_Given task_. Starting at the line below that contains "Extract all readable text from this page.", print each line through the end of the records exactly as it appears.

_Data for processing_.
============================================================

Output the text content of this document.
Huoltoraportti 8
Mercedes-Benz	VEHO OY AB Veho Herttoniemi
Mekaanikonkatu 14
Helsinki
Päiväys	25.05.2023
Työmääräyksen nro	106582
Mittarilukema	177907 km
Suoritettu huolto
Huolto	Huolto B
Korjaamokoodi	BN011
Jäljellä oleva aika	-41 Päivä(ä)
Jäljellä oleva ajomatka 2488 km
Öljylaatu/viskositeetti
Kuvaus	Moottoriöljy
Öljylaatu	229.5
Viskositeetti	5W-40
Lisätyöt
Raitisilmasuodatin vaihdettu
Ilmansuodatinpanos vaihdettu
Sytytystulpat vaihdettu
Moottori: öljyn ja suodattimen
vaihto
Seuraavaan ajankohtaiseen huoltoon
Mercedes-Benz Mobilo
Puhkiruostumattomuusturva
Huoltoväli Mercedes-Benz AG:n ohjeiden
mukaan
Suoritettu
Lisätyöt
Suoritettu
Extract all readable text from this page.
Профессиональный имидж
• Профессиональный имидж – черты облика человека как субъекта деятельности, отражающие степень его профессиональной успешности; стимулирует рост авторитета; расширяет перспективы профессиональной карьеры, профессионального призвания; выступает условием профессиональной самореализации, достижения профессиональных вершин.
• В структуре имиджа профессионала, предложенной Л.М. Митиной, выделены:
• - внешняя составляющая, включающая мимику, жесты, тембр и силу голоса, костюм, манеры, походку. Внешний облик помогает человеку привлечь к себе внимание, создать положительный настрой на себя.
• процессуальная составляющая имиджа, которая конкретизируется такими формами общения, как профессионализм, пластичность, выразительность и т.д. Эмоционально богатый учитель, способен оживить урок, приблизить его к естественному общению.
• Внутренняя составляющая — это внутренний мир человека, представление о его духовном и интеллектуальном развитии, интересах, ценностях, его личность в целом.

============================================================

_Response below_.
Extract all readable text from this page.
Профессиональный имидж
• Профессиональный имидж – черты облика человека как субъекта деятельности, отражающие степень его профессиональной успешности; стимулирует рост авторитета; расширяет перспективы профессиональной карьеры, профессионального призвания; выступает условием профессиональной самореализации, достижения профессиональных вершин.
• В структуре имиджа профессионала, предложенной Л.М. Митиной, выделены:
• - внешняя составляющая, включающая мимику, жесты, тембр и силу голоса, костюм, манеры, походку. Внешний облик помогает человеку привлечь к себе внимание, создать положительный настрой на себя.
• процессуальная составляющая имиджа, которая конкретизируется такими формами общения, как профессионализм, пластичность, выразительность и т.д. Эмоционально богатый учитель, способен оживить урок, приблизить его к естественному общению.
• Внутренняя составляющая — это внутренний мир человека, представление о его духовном и интеллектуальном развитии, интересах, ценностях, его личность в целом.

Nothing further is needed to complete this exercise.